§ **Text extract**
Chanting “we want it hot,” about 50 demonstrators blew whistles and clashed cymbals as they marched toward University Hall and the old Union dining hall in protest of the decision by then-Dean of the College John B. Fox ’59 to omit Mather and Dunster from a group of Houses that would begin serving hot breakfast in 1978.

“Sometimes it’s hard for Fox, sitting in that little office, to know what 6,000 people want,” proclaimed Mather House Council Chair Charles L. Diana ’78 at the time. “I think the message is clear after the demonstrations.”

With the substitution of hot meals for the Vietnam War, the spirit of protest refused to die at Harvard just as Fox refused to budge on hot breakfasts.

Yet times were changing, and members of the Class of 1977 continued a march away from the radical idealism that characterized the late ’60s and early ’70s.

“In ’69-’70, the place was blowing up,” says John P. Reardon ’60, who worked in the admissions office before being named director of athletics in 1977. “By ’77-’78, life was getting pretty normal.”

By 1977, though, the transition away from activism was still far from complete. Protests continued, but without the same international importance that they carried in the early ’70s, when the Class of 1977 was entering college. Late ’70s protests often voiced dissent over issues of local rather than international importance.

At the same time, students began to spend less time furthering social change and more time worrying about life’s more practical concerns, such as graduate schools and careers.

College in Transition

The Harvard undergraduates of 1977 thus saw a campus torn between the old and the new, undergoing a sometimes rough transition from idealism to social conservatism.

First-years, for example, first broke the seven-year boycott on the Committee on Rights and Responsibilities in 1977, which was established as a student-faculty disciplinary body after the 1969 takeover of University Hall.

First-years once again agreed to serve on the committee after students in the past had complained about issues like the committee’s denial of legal council to students and its admittance of hearsay evidence.

For first-years entering Harvard in 1977, working with College authorities rather than against them seemed appealing.

Students also began looking with an eager eye toward the world of business and profit, which was eschewed by many student activists just a few years earlier. When the class of 1979 arrived at Harvard as first-years, only 3.8 percent of them said they hoped for a career in business; by 1979, that number had changed to 18.4 percent.

Harvard’s wealthiest alum, Bill Gates, would have graduated in 1977 had he not left after two years to found Microsoft.

His business partner, Steve Ballmer, graduated in 1977.

Spirit of Protest

But as if clinging to a radical past, Harvard students of 1977 were willing to protest just about everything.

In addition to the demonstration over hot breakfast, students organized marches in front of University Hall to demonstrate against a variety of local concerns.

They opposed a raise in tuition and agitated to curtail ringing the morning bells at Memorial Church, which they said prevented sleep in the Yard.

§ **Request**
Do the following statements agree with the text on Harvard students in 1977? Answer yes or no for each, quoting the deciding words: (a) about 50 demonstrators protested the hot breakfast decision; (b) Steve Ballmer left Harvard after two years to found Microsoft; (c) students pushed for the Memorial Church morning bells to ring less.

§ **Given information**

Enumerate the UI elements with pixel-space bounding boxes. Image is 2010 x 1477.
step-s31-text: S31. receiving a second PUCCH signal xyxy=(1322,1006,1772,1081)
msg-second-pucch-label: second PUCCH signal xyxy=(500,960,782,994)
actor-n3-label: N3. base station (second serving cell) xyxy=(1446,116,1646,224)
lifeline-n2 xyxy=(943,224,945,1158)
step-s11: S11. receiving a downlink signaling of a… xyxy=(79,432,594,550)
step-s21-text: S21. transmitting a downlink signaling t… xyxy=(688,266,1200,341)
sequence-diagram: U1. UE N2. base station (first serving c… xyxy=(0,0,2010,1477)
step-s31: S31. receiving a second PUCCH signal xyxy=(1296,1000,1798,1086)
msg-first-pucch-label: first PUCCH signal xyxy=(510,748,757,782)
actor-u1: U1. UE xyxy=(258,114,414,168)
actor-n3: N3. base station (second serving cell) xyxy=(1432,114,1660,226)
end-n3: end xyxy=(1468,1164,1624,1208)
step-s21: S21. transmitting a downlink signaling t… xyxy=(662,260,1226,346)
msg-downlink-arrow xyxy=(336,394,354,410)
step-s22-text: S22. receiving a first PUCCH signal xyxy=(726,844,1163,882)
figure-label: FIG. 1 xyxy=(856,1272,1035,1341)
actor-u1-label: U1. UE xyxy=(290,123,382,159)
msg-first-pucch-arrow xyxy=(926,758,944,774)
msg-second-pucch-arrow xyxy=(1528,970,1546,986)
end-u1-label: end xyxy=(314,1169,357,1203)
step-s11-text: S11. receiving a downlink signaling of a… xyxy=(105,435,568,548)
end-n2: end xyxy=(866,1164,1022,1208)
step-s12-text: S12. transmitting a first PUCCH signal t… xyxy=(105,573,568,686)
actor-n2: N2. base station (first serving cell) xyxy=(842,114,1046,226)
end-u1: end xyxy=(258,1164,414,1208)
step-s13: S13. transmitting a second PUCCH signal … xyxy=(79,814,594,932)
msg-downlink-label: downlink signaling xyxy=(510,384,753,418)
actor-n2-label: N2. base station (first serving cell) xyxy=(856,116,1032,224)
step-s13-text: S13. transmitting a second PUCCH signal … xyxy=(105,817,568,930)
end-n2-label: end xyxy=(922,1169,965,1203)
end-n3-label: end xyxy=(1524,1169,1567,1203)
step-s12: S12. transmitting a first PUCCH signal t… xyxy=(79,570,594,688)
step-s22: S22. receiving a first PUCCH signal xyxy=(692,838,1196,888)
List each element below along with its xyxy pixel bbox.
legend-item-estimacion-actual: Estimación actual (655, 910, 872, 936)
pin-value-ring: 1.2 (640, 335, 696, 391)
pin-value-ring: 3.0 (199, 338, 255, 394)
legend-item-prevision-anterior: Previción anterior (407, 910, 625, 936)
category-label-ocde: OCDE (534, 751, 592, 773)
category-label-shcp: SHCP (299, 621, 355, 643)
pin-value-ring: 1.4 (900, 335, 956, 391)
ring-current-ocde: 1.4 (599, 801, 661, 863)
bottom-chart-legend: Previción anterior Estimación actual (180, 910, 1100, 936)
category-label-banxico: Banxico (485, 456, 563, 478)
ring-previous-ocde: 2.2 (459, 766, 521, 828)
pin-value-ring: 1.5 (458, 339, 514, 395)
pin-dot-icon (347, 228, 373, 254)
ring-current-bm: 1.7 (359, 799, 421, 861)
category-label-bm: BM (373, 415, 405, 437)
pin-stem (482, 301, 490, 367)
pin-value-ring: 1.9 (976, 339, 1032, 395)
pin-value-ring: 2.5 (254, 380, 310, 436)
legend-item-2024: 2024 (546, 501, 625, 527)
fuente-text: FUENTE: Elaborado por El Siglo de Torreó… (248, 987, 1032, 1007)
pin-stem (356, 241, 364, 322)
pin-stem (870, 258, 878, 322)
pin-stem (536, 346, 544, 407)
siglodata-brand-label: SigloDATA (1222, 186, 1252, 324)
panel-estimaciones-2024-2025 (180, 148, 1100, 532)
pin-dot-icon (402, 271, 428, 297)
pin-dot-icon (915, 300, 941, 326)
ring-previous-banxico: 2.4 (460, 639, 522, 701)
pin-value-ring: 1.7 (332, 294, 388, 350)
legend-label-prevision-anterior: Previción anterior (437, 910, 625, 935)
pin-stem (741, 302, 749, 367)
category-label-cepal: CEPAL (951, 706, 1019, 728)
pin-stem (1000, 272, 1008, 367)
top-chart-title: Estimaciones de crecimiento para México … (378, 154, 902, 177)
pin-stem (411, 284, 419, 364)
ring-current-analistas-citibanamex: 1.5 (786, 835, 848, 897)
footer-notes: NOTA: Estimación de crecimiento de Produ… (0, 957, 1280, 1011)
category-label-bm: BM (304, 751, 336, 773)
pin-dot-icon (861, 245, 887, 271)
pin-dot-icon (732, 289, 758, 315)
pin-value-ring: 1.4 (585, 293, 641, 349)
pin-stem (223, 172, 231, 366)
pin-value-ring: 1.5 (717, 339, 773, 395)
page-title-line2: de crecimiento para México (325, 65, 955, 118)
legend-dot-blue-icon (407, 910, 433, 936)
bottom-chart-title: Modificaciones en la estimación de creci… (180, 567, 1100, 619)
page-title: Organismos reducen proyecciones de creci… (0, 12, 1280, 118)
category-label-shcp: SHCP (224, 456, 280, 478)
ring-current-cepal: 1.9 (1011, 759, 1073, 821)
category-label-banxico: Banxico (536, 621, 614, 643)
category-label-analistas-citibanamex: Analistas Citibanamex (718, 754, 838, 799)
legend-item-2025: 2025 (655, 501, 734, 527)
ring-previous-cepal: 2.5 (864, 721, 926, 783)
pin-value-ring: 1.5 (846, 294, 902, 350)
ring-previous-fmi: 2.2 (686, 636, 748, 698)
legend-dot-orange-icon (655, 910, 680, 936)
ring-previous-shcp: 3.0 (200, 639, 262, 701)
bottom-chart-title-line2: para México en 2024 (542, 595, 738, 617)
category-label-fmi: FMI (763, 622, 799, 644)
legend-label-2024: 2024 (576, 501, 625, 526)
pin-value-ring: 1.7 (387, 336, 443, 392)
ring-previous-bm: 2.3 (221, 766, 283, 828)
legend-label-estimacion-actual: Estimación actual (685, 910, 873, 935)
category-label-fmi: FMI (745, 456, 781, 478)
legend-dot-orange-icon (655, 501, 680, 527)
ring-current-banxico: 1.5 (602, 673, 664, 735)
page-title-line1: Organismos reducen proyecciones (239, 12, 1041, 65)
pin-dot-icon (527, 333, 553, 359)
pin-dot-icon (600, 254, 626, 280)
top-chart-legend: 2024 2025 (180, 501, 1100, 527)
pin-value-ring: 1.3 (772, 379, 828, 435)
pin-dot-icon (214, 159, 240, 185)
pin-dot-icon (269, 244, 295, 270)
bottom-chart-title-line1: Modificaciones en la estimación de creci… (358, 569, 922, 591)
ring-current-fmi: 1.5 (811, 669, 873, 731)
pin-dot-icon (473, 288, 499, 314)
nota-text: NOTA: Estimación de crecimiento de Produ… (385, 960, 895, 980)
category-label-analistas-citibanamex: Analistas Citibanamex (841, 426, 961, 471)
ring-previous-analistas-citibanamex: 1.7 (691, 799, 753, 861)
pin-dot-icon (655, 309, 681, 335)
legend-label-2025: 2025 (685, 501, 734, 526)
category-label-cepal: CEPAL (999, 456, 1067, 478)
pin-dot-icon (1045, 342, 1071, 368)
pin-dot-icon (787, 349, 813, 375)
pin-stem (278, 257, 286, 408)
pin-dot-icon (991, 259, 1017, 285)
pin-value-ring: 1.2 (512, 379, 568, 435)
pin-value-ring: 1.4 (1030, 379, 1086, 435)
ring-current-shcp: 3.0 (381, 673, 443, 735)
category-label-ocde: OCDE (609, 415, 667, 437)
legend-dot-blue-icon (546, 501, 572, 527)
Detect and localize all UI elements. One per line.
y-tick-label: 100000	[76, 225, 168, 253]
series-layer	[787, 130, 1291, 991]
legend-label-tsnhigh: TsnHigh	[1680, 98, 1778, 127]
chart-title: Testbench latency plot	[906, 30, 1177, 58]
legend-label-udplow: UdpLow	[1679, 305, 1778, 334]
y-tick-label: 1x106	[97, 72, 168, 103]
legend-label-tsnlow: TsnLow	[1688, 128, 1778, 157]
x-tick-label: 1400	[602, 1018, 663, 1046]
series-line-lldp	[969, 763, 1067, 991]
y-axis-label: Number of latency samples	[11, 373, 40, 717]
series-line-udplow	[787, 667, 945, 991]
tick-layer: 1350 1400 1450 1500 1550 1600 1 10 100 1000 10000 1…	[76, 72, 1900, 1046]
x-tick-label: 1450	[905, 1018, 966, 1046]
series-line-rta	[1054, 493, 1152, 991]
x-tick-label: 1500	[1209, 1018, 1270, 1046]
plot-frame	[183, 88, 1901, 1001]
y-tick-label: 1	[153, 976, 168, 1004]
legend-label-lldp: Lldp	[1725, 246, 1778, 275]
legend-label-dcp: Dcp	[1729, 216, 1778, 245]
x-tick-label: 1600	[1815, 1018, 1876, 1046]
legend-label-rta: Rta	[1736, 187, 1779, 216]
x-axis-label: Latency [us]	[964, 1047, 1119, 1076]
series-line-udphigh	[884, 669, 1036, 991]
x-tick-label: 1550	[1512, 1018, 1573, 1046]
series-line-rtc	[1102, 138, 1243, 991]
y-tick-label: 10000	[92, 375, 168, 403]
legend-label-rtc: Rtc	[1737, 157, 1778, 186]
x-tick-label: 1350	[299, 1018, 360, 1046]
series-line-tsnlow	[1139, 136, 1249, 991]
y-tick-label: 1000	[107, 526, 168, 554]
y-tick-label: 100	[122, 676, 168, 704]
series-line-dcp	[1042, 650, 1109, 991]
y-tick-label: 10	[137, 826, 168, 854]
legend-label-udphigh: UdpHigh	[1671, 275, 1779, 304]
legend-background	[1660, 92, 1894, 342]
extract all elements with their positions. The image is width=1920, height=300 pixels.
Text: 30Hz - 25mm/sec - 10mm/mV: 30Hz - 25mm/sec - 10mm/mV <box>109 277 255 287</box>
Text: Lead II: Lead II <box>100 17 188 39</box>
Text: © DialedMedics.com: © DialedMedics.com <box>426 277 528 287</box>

§ **Output for this task**
(a) Yes: "about 50 demonstrators blew whistles and clashed cymbals"
(b) No: "His business partner, Steve Ballmer, graduated in 1977."
(c) Yes: "agitated to curtail ringing the morning bells at Memorial Church"